> [Your task] In the records below, copy out the lines exactly, starting with the line that contains "In the image" and continuing up to and including the line that contains "- y-tick-label: 25: [90, 179, 111, 200]". Leave out the pictures.

> [Input rows]

○ ○ ○

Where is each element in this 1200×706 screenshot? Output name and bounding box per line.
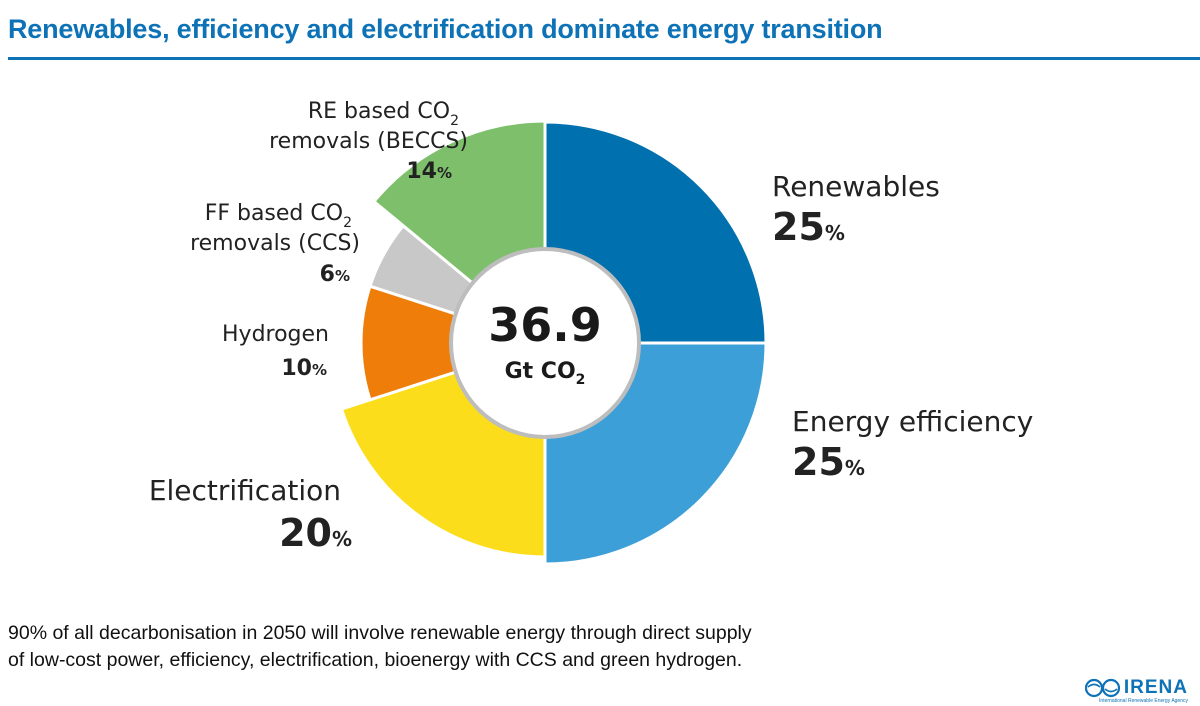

○ ○ ○

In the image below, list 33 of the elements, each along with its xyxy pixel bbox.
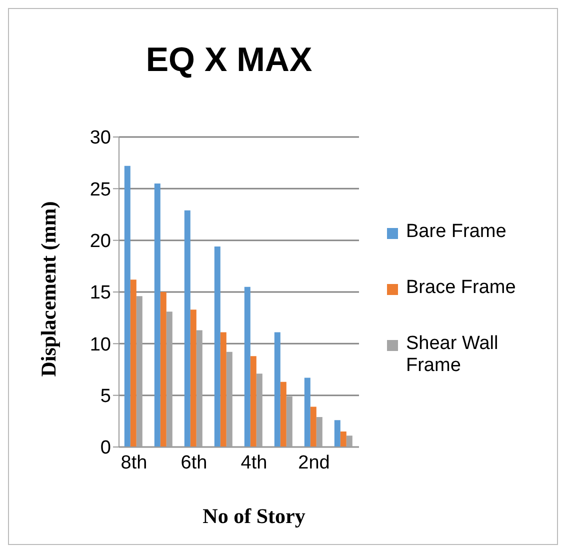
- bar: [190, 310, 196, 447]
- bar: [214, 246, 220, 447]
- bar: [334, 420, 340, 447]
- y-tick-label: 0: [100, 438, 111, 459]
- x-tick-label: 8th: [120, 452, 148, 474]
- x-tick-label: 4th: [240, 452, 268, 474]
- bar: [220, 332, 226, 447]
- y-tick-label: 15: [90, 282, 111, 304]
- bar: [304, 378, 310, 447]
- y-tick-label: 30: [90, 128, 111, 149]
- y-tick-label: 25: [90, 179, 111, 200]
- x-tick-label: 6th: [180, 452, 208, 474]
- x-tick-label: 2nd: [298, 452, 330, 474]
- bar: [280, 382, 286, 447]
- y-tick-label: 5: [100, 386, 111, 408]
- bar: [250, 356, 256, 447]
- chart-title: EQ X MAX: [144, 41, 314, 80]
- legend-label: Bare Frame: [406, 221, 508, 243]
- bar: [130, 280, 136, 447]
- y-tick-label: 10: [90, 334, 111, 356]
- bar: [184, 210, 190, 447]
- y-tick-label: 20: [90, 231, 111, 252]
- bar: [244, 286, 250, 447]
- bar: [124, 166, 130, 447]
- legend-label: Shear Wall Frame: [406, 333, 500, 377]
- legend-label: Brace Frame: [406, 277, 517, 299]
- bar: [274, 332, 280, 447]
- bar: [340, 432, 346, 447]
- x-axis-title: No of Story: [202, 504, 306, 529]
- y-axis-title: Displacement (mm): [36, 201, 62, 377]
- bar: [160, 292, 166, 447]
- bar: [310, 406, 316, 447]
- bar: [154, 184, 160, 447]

○ ○ ○

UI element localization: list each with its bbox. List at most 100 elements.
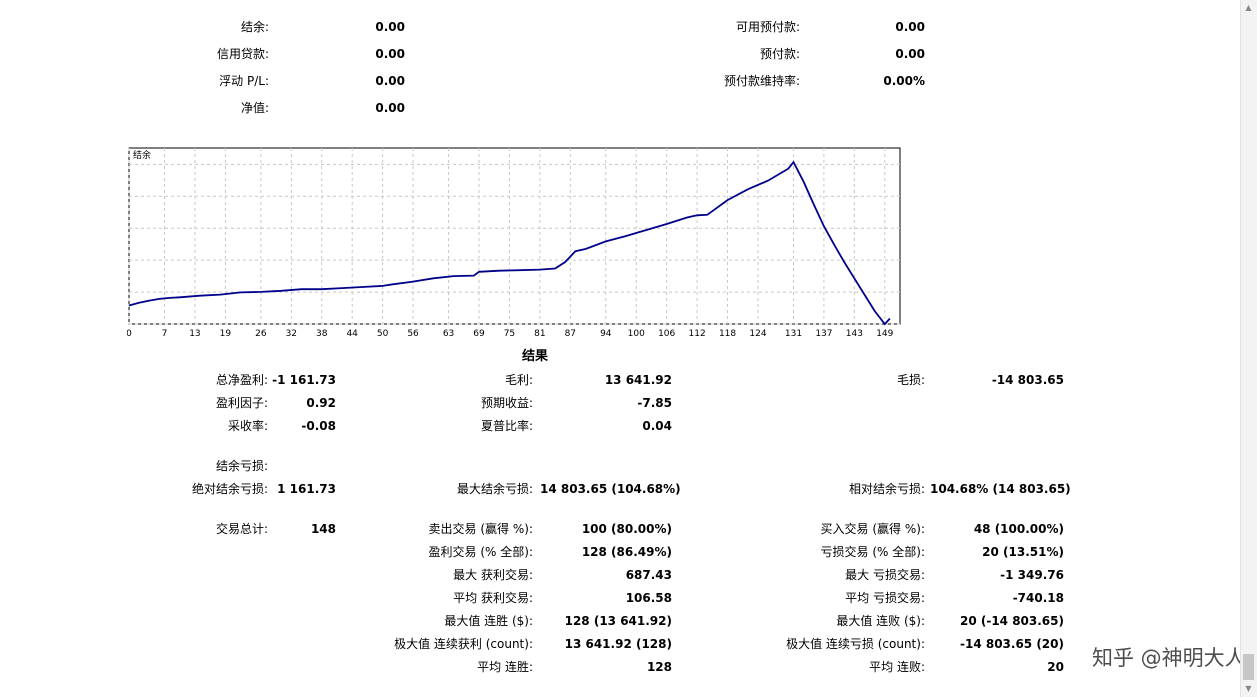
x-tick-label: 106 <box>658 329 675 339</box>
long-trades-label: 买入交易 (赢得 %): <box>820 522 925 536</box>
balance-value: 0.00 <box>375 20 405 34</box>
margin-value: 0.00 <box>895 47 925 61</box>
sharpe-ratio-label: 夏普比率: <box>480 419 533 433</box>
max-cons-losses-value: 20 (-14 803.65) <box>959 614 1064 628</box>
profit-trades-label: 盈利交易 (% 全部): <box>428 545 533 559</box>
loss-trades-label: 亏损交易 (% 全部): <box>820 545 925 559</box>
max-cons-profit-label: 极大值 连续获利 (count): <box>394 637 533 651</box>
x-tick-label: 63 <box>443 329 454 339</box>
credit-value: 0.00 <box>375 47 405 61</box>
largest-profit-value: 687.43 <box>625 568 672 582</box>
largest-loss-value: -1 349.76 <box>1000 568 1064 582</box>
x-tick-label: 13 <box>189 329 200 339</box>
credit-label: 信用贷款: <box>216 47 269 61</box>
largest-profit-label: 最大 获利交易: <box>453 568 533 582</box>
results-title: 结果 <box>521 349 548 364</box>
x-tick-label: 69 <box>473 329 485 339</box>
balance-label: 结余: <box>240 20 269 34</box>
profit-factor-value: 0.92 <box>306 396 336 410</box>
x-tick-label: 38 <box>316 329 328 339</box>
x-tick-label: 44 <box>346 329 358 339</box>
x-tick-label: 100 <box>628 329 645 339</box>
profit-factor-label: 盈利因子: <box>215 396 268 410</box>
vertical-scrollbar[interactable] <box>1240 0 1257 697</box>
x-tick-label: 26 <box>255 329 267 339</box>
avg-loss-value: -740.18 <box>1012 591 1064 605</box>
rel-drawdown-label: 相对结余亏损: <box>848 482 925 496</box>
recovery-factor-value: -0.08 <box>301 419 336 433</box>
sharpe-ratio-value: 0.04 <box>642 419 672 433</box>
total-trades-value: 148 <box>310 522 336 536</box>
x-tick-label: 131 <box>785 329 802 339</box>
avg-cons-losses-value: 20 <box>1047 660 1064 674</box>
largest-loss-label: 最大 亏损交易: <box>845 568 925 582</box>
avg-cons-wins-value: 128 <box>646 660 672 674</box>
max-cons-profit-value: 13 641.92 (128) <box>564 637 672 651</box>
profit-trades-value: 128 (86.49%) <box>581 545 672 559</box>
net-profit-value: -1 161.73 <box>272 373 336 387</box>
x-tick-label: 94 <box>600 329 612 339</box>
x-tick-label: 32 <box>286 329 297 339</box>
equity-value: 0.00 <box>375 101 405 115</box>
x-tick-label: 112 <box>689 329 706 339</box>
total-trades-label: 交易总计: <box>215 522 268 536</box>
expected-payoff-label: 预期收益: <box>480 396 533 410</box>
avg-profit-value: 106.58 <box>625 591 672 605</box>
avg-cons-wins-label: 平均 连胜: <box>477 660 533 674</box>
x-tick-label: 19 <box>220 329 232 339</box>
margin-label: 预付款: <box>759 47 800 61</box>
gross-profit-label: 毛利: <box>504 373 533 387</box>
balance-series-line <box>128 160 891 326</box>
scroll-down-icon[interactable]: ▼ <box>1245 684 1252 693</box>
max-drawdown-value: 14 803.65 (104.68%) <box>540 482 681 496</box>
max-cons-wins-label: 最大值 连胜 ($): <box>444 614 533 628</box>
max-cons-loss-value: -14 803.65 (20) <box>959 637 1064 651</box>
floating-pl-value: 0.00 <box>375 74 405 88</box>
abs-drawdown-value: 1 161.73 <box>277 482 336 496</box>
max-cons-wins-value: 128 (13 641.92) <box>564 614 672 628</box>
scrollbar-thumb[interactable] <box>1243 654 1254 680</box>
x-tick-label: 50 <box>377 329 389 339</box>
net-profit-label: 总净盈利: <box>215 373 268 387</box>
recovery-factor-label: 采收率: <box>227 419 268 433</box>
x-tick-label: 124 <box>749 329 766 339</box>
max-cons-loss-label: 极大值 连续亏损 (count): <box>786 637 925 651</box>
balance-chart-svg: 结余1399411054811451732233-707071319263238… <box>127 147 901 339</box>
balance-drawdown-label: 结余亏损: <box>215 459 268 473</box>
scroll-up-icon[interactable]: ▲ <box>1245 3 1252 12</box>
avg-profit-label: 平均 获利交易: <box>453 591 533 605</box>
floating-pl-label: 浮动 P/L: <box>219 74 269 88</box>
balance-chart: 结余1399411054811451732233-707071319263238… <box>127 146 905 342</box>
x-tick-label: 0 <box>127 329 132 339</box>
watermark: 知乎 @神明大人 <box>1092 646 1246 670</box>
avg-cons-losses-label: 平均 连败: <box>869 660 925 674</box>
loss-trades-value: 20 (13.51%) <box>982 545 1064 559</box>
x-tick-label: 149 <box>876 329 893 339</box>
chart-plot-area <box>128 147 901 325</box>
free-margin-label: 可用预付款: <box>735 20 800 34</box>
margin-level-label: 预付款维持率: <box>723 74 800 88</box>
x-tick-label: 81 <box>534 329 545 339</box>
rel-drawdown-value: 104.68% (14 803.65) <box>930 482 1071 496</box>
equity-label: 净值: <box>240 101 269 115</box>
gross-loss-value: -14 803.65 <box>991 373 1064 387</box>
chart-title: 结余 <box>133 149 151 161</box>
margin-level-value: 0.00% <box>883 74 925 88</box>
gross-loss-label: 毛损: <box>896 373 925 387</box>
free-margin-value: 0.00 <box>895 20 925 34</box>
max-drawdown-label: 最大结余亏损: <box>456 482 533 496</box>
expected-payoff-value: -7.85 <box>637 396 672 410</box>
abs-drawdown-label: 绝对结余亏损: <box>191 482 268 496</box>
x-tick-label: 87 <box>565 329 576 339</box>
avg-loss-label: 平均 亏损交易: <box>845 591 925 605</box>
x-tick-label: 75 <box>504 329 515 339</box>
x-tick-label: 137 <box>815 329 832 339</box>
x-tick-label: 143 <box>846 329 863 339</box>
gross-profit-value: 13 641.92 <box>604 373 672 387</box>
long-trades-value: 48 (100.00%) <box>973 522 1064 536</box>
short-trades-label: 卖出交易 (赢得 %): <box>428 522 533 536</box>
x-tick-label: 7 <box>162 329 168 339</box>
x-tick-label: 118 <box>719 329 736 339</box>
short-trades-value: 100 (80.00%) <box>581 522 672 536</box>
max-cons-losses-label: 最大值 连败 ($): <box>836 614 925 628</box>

○ ○ ○

> [Complete response]
In the image below, list 33 of the elements, each along with its xyxy pixel bbox.
- bar: [190, 310, 196, 447]
- bar: [214, 246, 220, 447]
- bar: [334, 420, 340, 447]
- y-tick-label: 0: [100, 438, 111, 459]
- x-tick-label: 8th: [120, 452, 148, 474]
- x-tick-label: 4th: [240, 452, 268, 474]
- bar: [220, 332, 226, 447]
- y-tick-label: 15: [90, 282, 111, 304]
- bar: [304, 378, 310, 447]
- y-tick-label: 30: [90, 128, 111, 149]
- y-tick-label: 25: [90, 179, 111, 200]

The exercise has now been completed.